> _Given data_
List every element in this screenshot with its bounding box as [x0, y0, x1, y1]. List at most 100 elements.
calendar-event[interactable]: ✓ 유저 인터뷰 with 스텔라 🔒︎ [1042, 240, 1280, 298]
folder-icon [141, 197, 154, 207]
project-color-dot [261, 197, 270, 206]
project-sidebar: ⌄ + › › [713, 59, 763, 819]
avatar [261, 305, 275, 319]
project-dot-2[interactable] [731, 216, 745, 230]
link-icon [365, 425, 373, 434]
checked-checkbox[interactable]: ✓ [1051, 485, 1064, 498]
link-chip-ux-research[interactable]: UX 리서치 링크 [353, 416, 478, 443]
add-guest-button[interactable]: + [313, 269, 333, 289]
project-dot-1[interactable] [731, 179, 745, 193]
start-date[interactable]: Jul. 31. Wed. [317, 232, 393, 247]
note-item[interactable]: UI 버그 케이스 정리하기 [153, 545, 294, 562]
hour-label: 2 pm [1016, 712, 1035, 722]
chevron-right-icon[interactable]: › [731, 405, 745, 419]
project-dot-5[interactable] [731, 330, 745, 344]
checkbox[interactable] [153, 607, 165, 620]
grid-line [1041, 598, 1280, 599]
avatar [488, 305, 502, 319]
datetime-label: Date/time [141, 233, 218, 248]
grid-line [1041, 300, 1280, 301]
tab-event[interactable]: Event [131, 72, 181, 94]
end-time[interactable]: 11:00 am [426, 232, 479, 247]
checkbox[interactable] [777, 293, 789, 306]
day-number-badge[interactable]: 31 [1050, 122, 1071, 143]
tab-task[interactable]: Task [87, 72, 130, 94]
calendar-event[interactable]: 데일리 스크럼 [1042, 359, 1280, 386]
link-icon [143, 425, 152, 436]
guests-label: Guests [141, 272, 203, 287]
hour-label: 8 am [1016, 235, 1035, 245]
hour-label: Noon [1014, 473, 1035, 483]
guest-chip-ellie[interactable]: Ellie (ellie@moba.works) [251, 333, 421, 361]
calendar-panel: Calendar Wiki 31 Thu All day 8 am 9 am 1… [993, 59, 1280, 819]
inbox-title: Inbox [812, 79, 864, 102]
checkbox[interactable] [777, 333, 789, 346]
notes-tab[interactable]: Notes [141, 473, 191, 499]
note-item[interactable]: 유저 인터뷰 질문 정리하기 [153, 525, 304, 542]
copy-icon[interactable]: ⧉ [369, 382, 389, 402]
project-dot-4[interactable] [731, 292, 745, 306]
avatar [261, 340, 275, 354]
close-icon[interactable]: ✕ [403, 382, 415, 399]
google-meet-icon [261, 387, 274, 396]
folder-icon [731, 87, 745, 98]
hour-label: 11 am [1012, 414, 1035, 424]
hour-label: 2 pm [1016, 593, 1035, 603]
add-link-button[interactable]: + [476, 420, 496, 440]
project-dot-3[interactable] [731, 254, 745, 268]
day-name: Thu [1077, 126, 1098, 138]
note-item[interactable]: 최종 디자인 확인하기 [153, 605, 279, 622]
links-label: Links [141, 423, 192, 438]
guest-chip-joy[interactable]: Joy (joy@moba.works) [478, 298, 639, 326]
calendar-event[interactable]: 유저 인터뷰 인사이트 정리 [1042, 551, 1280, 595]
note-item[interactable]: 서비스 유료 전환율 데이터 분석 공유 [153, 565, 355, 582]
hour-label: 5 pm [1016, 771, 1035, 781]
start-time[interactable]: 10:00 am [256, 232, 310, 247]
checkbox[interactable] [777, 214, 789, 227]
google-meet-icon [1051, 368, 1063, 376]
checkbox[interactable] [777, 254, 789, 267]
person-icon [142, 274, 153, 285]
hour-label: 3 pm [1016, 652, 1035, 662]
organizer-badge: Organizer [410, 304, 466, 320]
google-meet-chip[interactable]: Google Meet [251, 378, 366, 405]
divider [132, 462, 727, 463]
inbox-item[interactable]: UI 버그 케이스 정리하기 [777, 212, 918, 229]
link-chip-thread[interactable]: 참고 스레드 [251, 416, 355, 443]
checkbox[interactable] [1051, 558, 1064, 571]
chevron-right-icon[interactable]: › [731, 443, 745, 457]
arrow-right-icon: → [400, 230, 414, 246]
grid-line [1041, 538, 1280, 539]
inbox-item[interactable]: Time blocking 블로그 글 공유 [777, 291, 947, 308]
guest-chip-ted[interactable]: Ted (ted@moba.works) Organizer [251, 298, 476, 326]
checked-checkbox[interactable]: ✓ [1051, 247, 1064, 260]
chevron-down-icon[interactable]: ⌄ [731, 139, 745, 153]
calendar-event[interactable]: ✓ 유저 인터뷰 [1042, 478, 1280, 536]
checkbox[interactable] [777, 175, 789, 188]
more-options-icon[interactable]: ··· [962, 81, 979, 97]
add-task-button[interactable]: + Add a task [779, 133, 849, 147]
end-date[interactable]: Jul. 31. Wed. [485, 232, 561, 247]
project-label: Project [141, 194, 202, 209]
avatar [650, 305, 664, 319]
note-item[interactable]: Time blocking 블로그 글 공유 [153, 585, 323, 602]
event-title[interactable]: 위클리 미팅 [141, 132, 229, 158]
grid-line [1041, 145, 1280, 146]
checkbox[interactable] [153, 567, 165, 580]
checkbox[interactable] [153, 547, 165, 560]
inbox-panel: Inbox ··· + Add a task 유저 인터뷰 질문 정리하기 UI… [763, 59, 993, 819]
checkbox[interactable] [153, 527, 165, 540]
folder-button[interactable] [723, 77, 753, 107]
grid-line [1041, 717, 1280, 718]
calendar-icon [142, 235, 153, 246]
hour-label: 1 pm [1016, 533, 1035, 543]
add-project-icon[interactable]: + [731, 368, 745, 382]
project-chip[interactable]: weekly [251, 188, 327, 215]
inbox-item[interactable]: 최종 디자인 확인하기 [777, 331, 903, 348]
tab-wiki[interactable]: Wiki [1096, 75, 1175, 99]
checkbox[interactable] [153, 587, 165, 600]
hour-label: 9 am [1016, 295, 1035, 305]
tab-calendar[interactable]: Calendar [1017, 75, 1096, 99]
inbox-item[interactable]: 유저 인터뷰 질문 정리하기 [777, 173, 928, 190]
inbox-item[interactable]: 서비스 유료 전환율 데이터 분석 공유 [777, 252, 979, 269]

> _Goal of the exercise_
Rewrite all of the material above as a numbered list, leaving out any blank lines.

> _Answer for this exercise_
1. List every element in this screenshot with its bounding box as [x0, y0, x1, y1]. List at most 100 elements.
2. calendar-event[interactable]: ✓ 유저 인터뷰 with 스텔라 🔒︎ [1042, 240, 1280, 298]
3. folder-icon [141, 197, 154, 207]
4. project-color-dot [261, 197, 270, 206]
5. project-sidebar: ⌄ + › › [713, 59, 763, 819]
6. avatar [261, 305, 275, 319]
7. project-dot-2[interactable] [731, 216, 745, 230]
8. link-icon [365, 425, 373, 434]
9. checked-checkbox[interactable]: ✓ [1051, 485, 1064, 498]
10. link-chip-ux-research[interactable]: UX 리서치 링크 [353, 416, 478, 443]
11. add-guest-button[interactable]: + [313, 269, 333, 289]
12. project-dot-1[interactable] [731, 179, 745, 193]
13. start-date[interactable]: Jul. 31. Wed. [317, 232, 393, 247]
14. note-item[interactable]: UI 버그 케이스 정리하기 [153, 545, 294, 562]
15. hour-label: 2 pm [1016, 712, 1035, 722]
16. chevron-right-icon[interactable]: › [731, 405, 745, 419]
17. project-dot-5[interactable] [731, 330, 745, 344]
18. checkbox[interactable] [153, 607, 165, 620]
19. grid-line [1041, 598, 1280, 599]
20. avatar [488, 305, 502, 319]
21. datetime-label: Date/time [141, 233, 218, 248]
22. grid-line [1041, 300, 1280, 301]
23. tab-event[interactable]: Event [131, 72, 181, 94]
24. end-time[interactable]: 11:00 am [426, 232, 479, 247]
25. checkbox[interactable] [777, 293, 789, 306]
26. day-number-badge[interactable]: 31 [1050, 122, 1071, 143]
27. tab-task[interactable]: Task [87, 72, 130, 94]
28. calendar-event[interactable]: 데일리 스크럼 [1042, 359, 1280, 386]
29. link-icon [143, 425, 152, 436]
30. guests-label: Guests [141, 272, 203, 287]
31. hour-label: 8 am [1016, 235, 1035, 245]
32. hour-label: Noon [1014, 473, 1035, 483]
33. guest-chip-ellie[interactable]: Ellie (ellie@moba.works) [251, 333, 421, 361]
34. calendar-panel: Calendar Wiki 31 Thu All day 8 am 9 am 1… [993, 59, 1280, 819]
35. inbox-title: Inbox [812, 79, 864, 102]
36. checkbox[interactable] [777, 333, 789, 346]
37. notes-tab[interactable]: Notes [141, 473, 191, 499]
38. note-item[interactable]: 유저 인터뷰 질문 정리하기 [153, 525, 304, 542]
39. copy-icon[interactable]: ⧉ [369, 382, 389, 402]
40. project-dot-4[interactable] [731, 292, 745, 306]
41. avatar [261, 340, 275, 354]
42. close-icon[interactable]: ✕ [403, 382, 415, 399]
43. google-meet-icon [261, 387, 274, 396]
44. folder-icon [731, 87, 745, 98]
45. hour-label: 11 am [1012, 414, 1035, 424]
46. hour-label: 2 pm [1016, 593, 1035, 603]
47. add-link-button[interactable]: + [476, 420, 496, 440]
48. project-dot-3[interactable] [731, 254, 745, 268]
49. day-name: Thu [1077, 126, 1098, 138]
50. note-item[interactable]: 최종 디자인 확인하기 [153, 605, 279, 622]
51. links-label: Links [141, 423, 192, 438]
52. guest-chip-joy[interactable]: Joy (joy@moba.works) [478, 298, 639, 326]
53. calendar-event[interactable]: 유저 인터뷰 인사이트 정리 [1042, 551, 1280, 595]
54. note-item[interactable]: 서비스 유료 전환율 데이터 분석 공유 [153, 565, 355, 582]
55. hour-label: 5 pm [1016, 771, 1035, 781]
56. start-time[interactable]: 10:00 am [256, 232, 310, 247]
57. checkbox[interactable] [777, 214, 789, 227]
58. google-meet-icon [1051, 368, 1063, 376]
59. checkbox[interactable] [777, 254, 789, 267]
60. person-icon [142, 274, 153, 285]
61. hour-label: 3 pm [1016, 652, 1035, 662]
62. organizer-badge: Organizer [410, 304, 466, 320]
63. google-meet-chip[interactable]: Google Meet [251, 378, 366, 405]
64. divider [132, 462, 727, 463]
65. inbox-item[interactable]: UI 버그 케이스 정리하기 [777, 212, 918, 229]
66. link-chip-thread[interactable]: 참고 스레드 [251, 416, 355, 443]
67. checkbox[interactable] [1051, 558, 1064, 571]
68. chevron-right-icon[interactable]: › [731, 443, 745, 457]
69. arrow-right-icon: → [400, 230, 414, 246]
70. grid-line [1041, 538, 1280, 539]
71. inbox-item[interactable]: Time blocking 블로그 글 공유 [777, 291, 947, 308]
72. guest-chip-ted[interactable]: Ted (ted@moba.works) Organizer [251, 298, 476, 326]
73. checked-checkbox[interactable]: ✓ [1051, 247, 1064, 260]
74. chevron-down-icon[interactable]: ⌄ [731, 139, 745, 153]
75. calendar-event[interactable]: ✓ 유저 인터뷰 [1042, 478, 1280, 536]
76. checkbox[interactable] [777, 175, 789, 188]
77. more-options-icon[interactable]: ··· [962, 81, 979, 97]
78. add-task-button[interactable]: + Add a task [779, 133, 849, 147]
79. end-date[interactable]: Jul. 31. Wed. [485, 232, 561, 247]
80. project-label: Project [141, 194, 202, 209]
81. avatar [650, 305, 664, 319]
82. note-item[interactable]: Time blocking 블로그 글 공유 [153, 585, 323, 602]
83. event-title[interactable]: 위클리 미팅 [141, 132, 229, 158]
84. grid-line [1041, 145, 1280, 146]
85. checkbox[interactable] [153, 567, 165, 580]
86. checkbox[interactable] [153, 547, 165, 560]
87. inbox-panel: Inbox ··· + Add a task 유저 인터뷰 질문 정리하기 UI… [763, 59, 993, 819]
88. checkbox[interactable] [153, 527, 165, 540]
89. folder-button[interactable] [723, 77, 753, 107]
90. grid-line [1041, 717, 1280, 718]
91. calendar-icon [142, 235, 153, 246]
92. hour-label: 1 pm [1016, 533, 1035, 543]
93. add-project-icon[interactable]: + [731, 368, 745, 382]
94. project-chip[interactable]: weekly [251, 188, 327, 215]
95. inbox-item[interactable]: 최종 디자인 확인하기 [777, 331, 903, 348]
96. tab-wiki[interactable]: Wiki [1096, 75, 1175, 99]
97. checkbox[interactable] [153, 587, 165, 600]
98. hour-label: 9 am [1016, 295, 1035, 305]
99. tab-calendar[interactable]: Calendar [1017, 75, 1096, 99]
100. inbox-item[interactable]: 유저 인터뷰 질문 정리하기 [777, 173, 928, 190]
101. inbox-item[interactable]: 서비스 유료 전환율 데이터 분석 공유 [777, 252, 979, 269]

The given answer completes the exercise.